Material –
# # # # #

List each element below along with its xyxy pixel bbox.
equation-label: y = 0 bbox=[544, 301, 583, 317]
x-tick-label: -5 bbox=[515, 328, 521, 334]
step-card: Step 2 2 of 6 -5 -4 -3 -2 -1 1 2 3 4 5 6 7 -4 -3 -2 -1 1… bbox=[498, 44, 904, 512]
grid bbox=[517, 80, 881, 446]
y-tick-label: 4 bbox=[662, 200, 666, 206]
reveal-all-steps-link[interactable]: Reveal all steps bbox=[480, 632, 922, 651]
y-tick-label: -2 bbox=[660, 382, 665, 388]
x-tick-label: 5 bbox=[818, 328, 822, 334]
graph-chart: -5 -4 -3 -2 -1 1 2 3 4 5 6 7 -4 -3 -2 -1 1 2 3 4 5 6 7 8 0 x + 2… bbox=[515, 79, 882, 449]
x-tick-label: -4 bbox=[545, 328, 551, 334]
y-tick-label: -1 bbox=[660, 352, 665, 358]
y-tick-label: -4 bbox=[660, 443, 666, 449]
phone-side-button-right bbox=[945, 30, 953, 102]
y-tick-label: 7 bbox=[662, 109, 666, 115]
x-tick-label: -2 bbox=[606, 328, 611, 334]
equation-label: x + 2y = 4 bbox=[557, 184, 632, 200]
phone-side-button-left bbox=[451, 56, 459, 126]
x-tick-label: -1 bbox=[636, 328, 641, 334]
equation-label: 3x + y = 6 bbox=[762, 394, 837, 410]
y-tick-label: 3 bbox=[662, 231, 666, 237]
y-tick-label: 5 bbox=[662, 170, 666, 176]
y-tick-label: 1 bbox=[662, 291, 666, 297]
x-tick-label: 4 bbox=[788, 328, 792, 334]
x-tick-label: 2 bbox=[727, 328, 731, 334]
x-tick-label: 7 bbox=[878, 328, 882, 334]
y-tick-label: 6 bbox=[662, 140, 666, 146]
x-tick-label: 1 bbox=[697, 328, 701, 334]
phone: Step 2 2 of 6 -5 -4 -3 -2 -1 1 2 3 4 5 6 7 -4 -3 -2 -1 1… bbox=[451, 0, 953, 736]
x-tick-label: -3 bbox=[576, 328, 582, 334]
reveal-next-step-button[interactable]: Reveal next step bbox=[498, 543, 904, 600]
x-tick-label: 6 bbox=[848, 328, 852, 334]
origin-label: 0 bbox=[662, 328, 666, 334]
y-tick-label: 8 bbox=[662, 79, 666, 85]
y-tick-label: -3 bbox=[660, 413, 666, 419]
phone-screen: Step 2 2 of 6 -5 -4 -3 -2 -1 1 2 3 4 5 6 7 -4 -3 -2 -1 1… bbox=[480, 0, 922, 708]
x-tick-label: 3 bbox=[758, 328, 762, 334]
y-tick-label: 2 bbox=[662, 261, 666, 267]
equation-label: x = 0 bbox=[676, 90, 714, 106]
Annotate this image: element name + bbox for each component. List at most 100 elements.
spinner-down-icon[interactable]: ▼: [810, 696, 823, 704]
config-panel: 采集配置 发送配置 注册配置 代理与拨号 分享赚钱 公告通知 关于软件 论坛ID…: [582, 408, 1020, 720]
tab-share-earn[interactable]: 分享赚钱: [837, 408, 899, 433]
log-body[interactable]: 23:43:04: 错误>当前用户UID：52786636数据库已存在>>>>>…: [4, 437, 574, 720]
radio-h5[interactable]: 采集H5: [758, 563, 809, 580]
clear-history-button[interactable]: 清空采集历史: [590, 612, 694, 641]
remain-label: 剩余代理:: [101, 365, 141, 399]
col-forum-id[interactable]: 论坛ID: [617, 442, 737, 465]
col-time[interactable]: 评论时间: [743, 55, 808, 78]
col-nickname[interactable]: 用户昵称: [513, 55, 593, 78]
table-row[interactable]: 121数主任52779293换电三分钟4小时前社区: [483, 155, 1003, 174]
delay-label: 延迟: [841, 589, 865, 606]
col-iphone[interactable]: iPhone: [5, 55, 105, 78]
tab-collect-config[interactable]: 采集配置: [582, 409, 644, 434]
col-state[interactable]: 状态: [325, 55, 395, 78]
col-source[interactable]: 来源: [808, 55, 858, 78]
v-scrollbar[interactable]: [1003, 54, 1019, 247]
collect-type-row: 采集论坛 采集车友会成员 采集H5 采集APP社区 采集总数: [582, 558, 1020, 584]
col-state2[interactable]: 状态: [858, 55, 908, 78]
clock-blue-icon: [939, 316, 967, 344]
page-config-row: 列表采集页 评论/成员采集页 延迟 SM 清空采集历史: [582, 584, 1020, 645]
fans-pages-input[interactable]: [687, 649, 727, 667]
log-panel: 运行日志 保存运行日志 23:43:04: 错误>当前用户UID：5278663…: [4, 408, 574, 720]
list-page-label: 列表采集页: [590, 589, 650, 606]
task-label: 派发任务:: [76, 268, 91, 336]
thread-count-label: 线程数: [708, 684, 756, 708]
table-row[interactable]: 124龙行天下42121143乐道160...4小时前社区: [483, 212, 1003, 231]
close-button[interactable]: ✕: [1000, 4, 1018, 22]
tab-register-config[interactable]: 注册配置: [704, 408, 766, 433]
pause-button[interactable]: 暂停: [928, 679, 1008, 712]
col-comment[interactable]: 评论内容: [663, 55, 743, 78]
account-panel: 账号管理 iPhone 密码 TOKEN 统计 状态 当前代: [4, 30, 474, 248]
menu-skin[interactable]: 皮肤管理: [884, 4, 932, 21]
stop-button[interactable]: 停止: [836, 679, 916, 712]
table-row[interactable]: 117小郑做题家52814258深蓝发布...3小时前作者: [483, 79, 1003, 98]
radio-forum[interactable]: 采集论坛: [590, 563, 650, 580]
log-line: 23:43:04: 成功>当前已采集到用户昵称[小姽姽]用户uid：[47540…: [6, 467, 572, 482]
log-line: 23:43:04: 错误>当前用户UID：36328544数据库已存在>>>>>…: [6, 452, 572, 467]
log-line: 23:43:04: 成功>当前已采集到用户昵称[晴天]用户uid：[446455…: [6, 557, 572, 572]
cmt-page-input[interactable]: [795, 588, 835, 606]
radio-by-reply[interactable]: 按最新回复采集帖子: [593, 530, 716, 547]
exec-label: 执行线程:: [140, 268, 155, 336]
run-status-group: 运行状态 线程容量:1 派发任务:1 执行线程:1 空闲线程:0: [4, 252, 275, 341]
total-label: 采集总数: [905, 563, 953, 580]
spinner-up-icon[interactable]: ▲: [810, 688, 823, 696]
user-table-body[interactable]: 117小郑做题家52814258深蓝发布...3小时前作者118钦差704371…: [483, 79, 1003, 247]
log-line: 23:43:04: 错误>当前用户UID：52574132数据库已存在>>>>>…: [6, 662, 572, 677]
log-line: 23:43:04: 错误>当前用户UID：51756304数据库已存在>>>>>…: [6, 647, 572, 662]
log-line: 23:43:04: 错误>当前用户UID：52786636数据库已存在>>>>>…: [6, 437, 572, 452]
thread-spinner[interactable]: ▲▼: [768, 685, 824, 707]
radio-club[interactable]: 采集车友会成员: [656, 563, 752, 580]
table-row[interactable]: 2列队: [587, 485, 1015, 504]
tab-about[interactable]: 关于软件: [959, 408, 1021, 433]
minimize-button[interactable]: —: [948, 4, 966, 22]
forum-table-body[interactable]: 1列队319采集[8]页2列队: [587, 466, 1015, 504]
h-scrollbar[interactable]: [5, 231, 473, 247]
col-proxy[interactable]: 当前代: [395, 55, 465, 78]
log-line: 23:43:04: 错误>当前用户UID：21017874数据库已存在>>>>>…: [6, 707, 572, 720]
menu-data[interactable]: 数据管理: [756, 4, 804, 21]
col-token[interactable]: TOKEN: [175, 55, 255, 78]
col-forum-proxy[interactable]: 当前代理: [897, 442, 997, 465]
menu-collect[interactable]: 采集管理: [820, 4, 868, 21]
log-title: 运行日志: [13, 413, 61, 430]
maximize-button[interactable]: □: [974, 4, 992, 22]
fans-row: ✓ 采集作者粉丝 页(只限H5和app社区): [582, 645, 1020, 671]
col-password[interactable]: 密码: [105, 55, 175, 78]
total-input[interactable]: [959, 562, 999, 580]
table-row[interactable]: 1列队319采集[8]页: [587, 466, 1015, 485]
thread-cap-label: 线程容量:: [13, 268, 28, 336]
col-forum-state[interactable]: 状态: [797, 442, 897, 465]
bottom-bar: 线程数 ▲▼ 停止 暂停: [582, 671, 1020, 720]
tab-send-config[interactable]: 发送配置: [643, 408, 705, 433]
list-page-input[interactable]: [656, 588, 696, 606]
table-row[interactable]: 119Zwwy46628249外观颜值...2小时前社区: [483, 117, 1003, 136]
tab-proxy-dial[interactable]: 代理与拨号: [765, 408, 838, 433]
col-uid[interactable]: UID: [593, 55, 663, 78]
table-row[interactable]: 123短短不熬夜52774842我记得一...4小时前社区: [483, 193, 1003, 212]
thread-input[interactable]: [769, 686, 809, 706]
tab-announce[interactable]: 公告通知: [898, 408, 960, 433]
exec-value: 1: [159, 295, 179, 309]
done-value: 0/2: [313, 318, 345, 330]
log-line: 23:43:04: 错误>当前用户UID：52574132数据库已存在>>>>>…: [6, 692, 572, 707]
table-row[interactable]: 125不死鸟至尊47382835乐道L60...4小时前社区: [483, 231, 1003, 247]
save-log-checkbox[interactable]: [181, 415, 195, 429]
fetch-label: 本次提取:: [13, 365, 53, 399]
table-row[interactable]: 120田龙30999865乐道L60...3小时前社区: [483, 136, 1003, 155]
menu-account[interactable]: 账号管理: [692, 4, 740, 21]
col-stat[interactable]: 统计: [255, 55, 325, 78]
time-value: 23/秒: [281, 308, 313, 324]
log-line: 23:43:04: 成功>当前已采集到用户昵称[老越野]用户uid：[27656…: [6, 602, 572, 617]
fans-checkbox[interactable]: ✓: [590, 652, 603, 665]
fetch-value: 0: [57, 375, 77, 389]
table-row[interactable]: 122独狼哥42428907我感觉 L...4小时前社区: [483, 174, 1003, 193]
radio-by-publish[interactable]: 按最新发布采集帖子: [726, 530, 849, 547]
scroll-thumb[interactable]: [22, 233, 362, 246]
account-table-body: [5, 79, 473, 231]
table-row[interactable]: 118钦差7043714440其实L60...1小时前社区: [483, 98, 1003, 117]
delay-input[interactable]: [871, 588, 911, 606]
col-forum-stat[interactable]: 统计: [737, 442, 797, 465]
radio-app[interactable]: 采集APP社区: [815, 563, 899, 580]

# # # # #

Goal of the exercise – Rewrite the rows from the start of the records up to and including the line with "grid bbox=[517, 80, 881, 446]", swapping "x-tick-label" for "x-axis-label" and leaving everything else unchanged.

The answer –
List each element below along with its xyxy pixel bbox.
equation-label: y = 0 bbox=[544, 301, 583, 317]
x-axis-label: -5 bbox=[515, 328, 521, 334]
step-card: Step 2 2 of 6 -5 -4 -3 -2 -1 1 2 3 4 5 6 7 -4 -3 -2 -1 1… bbox=[498, 44, 904, 512]
grid bbox=[517, 80, 881, 446]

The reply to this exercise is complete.